### Work to complete
Copy, character for character, the stretch of lines below from the one containing "y-tick-label: 4 — [105, 128, 111, 140]" through the one containing "axis-ticks: 0 2", including both of those lines.

(Annotated region listings)
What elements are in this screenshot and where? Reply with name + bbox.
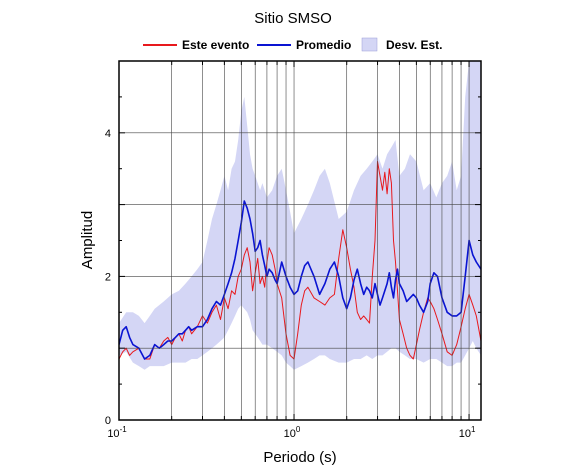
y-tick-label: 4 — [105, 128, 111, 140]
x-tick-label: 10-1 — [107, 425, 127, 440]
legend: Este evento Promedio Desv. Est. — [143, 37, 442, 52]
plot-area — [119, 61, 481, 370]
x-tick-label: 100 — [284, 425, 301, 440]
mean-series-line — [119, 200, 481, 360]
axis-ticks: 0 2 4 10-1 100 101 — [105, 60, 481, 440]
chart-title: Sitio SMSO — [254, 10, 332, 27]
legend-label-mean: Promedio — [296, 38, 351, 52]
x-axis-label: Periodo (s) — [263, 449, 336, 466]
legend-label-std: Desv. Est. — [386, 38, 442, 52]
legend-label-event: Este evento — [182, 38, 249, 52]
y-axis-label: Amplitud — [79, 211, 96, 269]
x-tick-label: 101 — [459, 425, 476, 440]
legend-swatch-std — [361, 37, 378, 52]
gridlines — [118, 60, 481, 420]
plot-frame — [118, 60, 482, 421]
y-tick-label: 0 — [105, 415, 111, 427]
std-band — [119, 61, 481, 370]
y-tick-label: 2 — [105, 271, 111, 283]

...

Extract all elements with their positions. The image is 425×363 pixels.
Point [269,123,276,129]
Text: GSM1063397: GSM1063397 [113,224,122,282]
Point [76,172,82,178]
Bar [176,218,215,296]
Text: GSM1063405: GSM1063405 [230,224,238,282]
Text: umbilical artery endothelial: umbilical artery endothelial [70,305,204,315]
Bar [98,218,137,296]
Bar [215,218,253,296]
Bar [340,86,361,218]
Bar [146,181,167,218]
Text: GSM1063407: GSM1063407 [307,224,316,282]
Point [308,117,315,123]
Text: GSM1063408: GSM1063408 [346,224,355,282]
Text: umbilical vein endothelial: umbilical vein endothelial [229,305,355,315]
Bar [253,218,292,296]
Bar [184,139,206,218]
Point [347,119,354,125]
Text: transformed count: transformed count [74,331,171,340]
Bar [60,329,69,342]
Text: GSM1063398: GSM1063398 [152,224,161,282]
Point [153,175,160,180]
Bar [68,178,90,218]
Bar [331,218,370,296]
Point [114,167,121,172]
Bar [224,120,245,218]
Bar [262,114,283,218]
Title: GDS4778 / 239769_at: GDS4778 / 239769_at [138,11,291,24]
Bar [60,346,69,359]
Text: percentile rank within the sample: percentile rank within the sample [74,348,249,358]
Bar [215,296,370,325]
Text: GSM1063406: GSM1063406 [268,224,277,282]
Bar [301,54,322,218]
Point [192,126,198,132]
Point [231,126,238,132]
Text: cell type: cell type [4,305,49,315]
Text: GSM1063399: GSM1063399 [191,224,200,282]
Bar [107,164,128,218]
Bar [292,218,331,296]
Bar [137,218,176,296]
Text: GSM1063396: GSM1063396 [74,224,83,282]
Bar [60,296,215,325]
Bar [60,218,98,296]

### The response
y-tick-label: 4 — [105, 128, 111, 140]
x-tick-label: 10-1 — [107, 425, 127, 440]
legend: Este evento Promedio Desv. Est. — [143, 37, 442, 52]
plot-area — [119, 61, 481, 370]
x-tick-label: 100 — [284, 425, 301, 440]
mean-series-line — [119, 200, 481, 360]
axis-ticks: 0 2 4 10-1 100 101 — [105, 60, 481, 440]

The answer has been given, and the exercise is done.